> [Your instructions]: Copy each of the entries below faithfully, setting aside any pictures.

> [Task inputs]:
· · · ·

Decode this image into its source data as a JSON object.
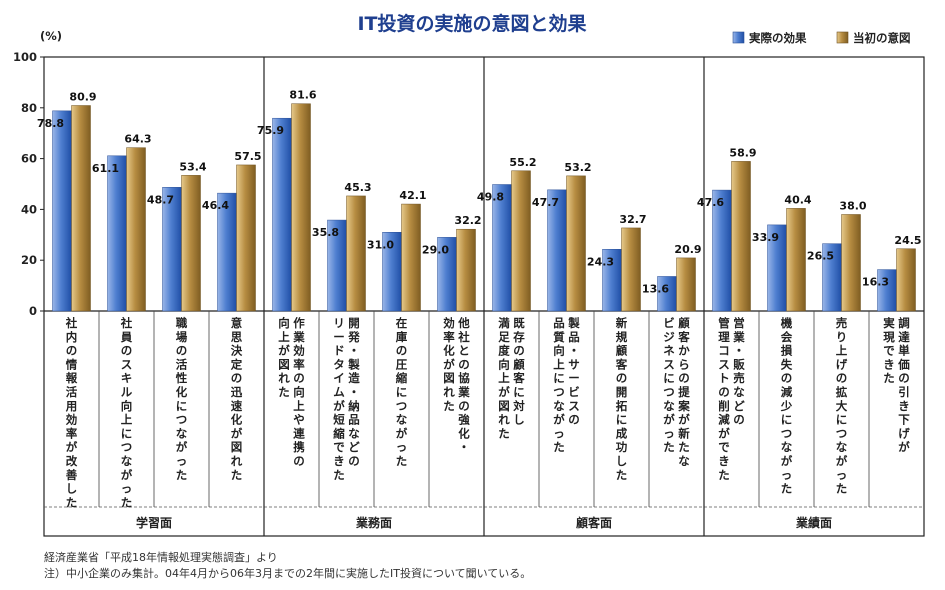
{
  "chart_data": {
    "type": "bar",
    "title": "IT投資の実施の意図と効果",
    "ylabel": "(%)",
    "ylim": [
      0,
      100
    ],
    "yticks": [
      0,
      20,
      40,
      60,
      80,
      100
    ],
    "legend_position": "top-right",
    "series": [
      {
        "name": "実際の効果",
        "color": "#4f7fd0",
        "values": [
          78.8,
          61.1,
          48.7,
          46.4,
          75.9,
          35.8,
          31.0,
          29.0,
          49.8,
          47.7,
          24.3,
          13.6,
          47.6,
          33.9,
          26.5,
          16.3
        ]
      },
      {
        "name": "当初の意図",
        "color": "#b78d42",
        "values": [
          80.9,
          64.3,
          53.4,
          57.5,
          81.6,
          45.3,
          42.1,
          32.2,
          55.2,
          53.2,
          32.7,
          20.9,
          58.9,
          40.4,
          38.0,
          24.5
        ]
      }
    ],
    "categories": [
      [
        "社内の情報活用効率が改善した"
      ],
      [
        "社員のスキル向上につながった"
      ],
      [
        "職場の活性化につながった"
      ],
      [
        "意思決定の迅速化が図れた"
      ],
      [
        "作業効率の向上や連携の",
        "向上が図れた"
      ],
      [
        "開発・製造・納品などの",
        "リードタイムが短縮できた"
      ],
      [
        "在庫の圧縮につながった"
      ],
      [
        "他社との協業の強化・",
        "効率化が図れた"
      ],
      [
        "既存の顧客に対し",
        "満足度向上が図れた"
      ],
      [
        "製品・サービスの",
        "品質向上につながった"
      ],
      [
        "新規顧客の開拓に成功した"
      ],
      [
        "顧客からの提案が新たな",
        "ビジネスにつながった"
      ],
      [
        "営業・販売などの",
        "管理コストの削減ができた"
      ],
      [
        "機会損失の減少につながった"
      ],
      [
        "売り上げの拡大につながった"
      ],
      [
        "調達単価の引き下げが",
        "実現できた"
      ]
    ],
    "groups": [
      {
        "label": "学習面",
        "start": 0,
        "count": 4
      },
      {
        "label": "業務面",
        "start": 4,
        "count": 4
      },
      {
        "label": "顧客面",
        "start": 8,
        "count": 4
      },
      {
        "label": "業績面",
        "start": 12,
        "count": 4
      }
    ]
  },
  "notes": {
    "source": "経済産業省「平成18年情報処理実態調査」より",
    "note": "注）中小企業のみ集計。04年4月から06年3月までの2年間に実施したIT投資について聞いている。"
  }
}
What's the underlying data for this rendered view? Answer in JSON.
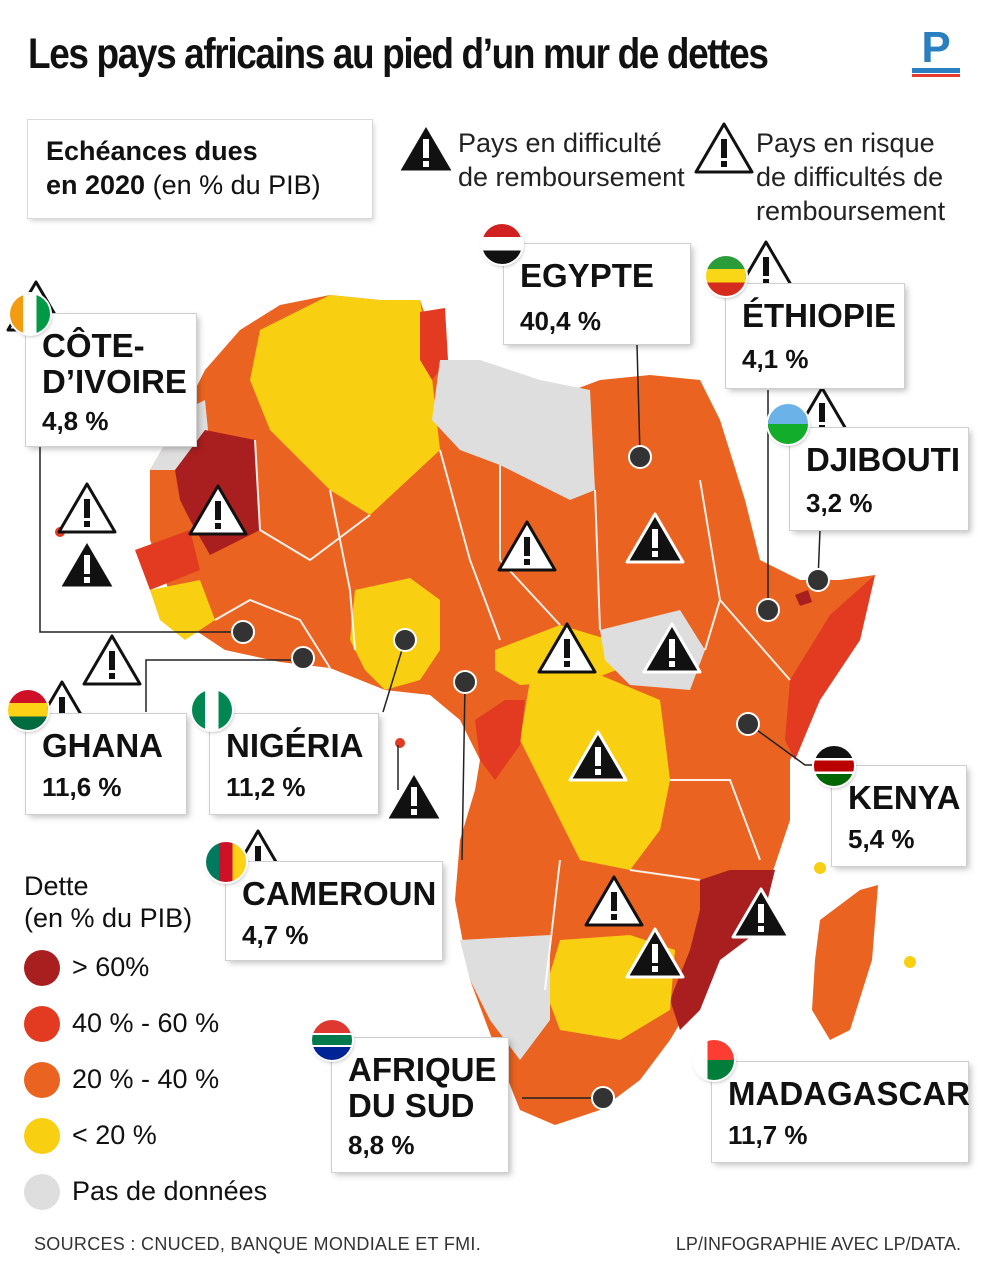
{
  "title": "Les pays africains au pied d’un mur de dettes",
  "logo_letter": "P",
  "legend_box": {
    "line1": "Echéances dues",
    "line2_bold": "en 2020",
    "line2_rest": " (en % du PIB)"
  },
  "warning_legend": {
    "difficulty": "Pays en difficulté\nde remboursement",
    "risk": "Pays en risque\nde difficultés de\nremboursement"
  },
  "countries": [
    {
      "name": "CÔTE-\nD’IVOIRE",
      "value": "4,8 %"
    },
    {
      "name": "EGYPTE",
      "value": "40,4 %"
    },
    {
      "name": "ÉTHIOPIE",
      "value": "4,1 %"
    },
    {
      "name": "DJIBOUTI",
      "value": "3,2 %"
    },
    {
      "name": "GHANA",
      "value": "11,6 %"
    },
    {
      "name": "NIGÉRIA",
      "value": "11,2 %"
    },
    {
      "name": "KENYA",
      "value": "5,4 %"
    },
    {
      "name": "CAMEROUN",
      "value": "4,7 %"
    },
    {
      "name": "AFRIQUE\nDU SUD",
      "value": "8,8 %"
    },
    {
      "name": "MADAGASCAR",
      "value": "11,7 %"
    }
  ],
  "debt_legend": {
    "title": "Dette\n(en % du PIB)",
    "items": [
      {
        "label": "> 60%",
        "color": "#a91e1e"
      },
      {
        "label": "40 % - 60 %",
        "color": "#e23b22"
      },
      {
        "label": "20 % - 40 %",
        "color": "#ea6320"
      },
      {
        "label": "< 20 %",
        "color": "#f9cf12"
      },
      {
        "label": "Pas de données",
        "color": "#dedede"
      }
    ]
  },
  "warning_icon": "warning-triangle-icon",
  "sources": "SOURCES : CNUCED, BANQUE MONDIALE ET FMI.",
  "credit": "LP/INFOGRAPHIE AVEC LP/DATA."
}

· · · ·

> [Correct result]:
Decode this image into its source data as a JSON object.
{
  "chart_data": {
    "type": "bar",
    "title": "IT投資の実施の意図と効果",
    "ylabel": "(%)",
    "ylim": [
      0,
      100
    ],
    "yticks": [
      0,
      20,
      40,
      60,
      80,
      100
    ],
    "legend_position": "top-right",
    "series": [
      {
        "name": "実際の効果",
        "color": "#4f7fd0",
        "values": [
          78.8,
          61.1,
          48.7,
          46.4,
          75.9,
          35.8,
          31.0,
          29.0,
          49.8,
          47.7,
          24.3,
          13.6,
          47.6,
          33.9,
          26.5,
          16.3
        ]
      },
      {
        "name": "当初の意図",
        "color": "#b78d42",
        "values": [
          80.9,
          64.3,
          53.4,
          57.5,
          81.6,
          45.3,
          42.1,
          32.2,
          55.2,
          53.2,
          32.7,
          20.9,
          58.9,
          40.4,
          38.0,
          24.5
        ]
      }
    ],
    "categories": [
      [
        "社内の情報活用効率が改善した"
      ],
      [
        "社員のスキル向上につながった"
      ],
      [
        "職場の活性化につながった"
      ],
      [
        "意思決定の迅速化が図れた"
      ],
      [
        "作業効率の向上や連携の",
        "向上が図れた"
      ],
      [
        "開発・製造・納品などの",
        "リードタイムが短縮できた"
      ],
      [
        "在庫の圧縮につながった"
      ],
      [
        "他社との協業の強化・",
        "効率化が図れた"
      ],
      [
        "既存の顧客に対し",
        "満足度向上が図れた"
      ],
      [
        "製品・サービスの",
        "品質向上につながった"
      ],
      [
        "新規顧客の開拓に成功した"
      ],
      [
        "顧客からの提案が新たな",
        "ビジネスにつながった"
      ],
      [
        "営業・販売などの",
        "管理コストの削減ができた"
      ],
      [
        "機会損失の減少につながった"
      ],
      [
        "売り上げの拡大につながった"
      ],
      [
        "調達単価の引き下げが",
        "実現できた"
      ]
    ],
    "groups": [
      {
        "label": "学習面",
        "start": 0,
        "count": 4
      },
      {
        "label": "業務面",
        "start": 4,
        "count": 4
      },
      {
        "label": "顧客面",
        "start": 8,
        "count": 4
      },
      {
        "label": "業績面",
        "start": 12,
        "count": 4
      }
    ]
  },
  "notes": {
    "source": "経済産業省「平成18年情報処理実態調査」より",
    "note": "注）中小企業のみ集計。04年4月から06年3月までの2年間に実施したIT投資について聞いている。"
  }
}
What's the underlying data for this rendered view? Answer in JSON.
{
  "title": "Les pays africains au pied d’un mur de dettes",
  "logo_letter": "P",
  "legend_box": {
    "line1": "Echéances dues",
    "line2_bold": "en 2020",
    "line2_rest": " (en % du PIB)"
  },
  "warning_legend": {
    "difficulty": "Pays en difficulté\nde remboursement",
    "risk": "Pays en risque\nde difficultés de\nremboursement"
  },
  "countries": [
    {
      "name": "CÔTE-\nD’IVOIRE",
      "value": "4,8 %"
    },
    {
      "name": "EGYPTE",
      "value": "40,4 %"
    },
    {
      "name": "ÉTHIOPIE",
      "value": "4,1 %"
    },
    {
      "name": "DJIBOUTI",
      "value": "3,2 %"
    },
    {
      "name": "GHANA",
      "value": "11,6 %"
    },
    {
      "name": "NIGÉRIA",
      "value": "11,2 %"
    },
    {
      "name": "KENYA",
      "value": "5,4 %"
    },
    {
      "name": "CAMEROUN",
      "value": "4,7 %"
    },
    {
      "name": "AFRIQUE\nDU SUD",
      "value": "8,8 %"
    },
    {
      "name": "MADAGASCAR",
      "value": "11,7 %"
    }
  ],
  "debt_legend": {
    "title": "Dette\n(en % du PIB)",
    "items": [
      {
        "label": "> 60%",
        "color": "#a91e1e"
      },
      {
        "label": "40 % - 60 %",
        "color": "#e23b22"
      },
      {
        "label": "20 % - 40 %",
        "color": "#ea6320"
      },
      {
        "label": "< 20 %",
        "color": "#f9cf12"
      },
      {
        "label": "Pas de données",
        "color": "#dedede"
      }
    ]
  },
  "warning_icon": "warning-triangle-icon",
  "sources": "SOURCES : CNUCED, BANQUE MONDIALE ET FMI.",
  "credit": "LP/INFOGRAPHIE AVEC LP/DATA."
}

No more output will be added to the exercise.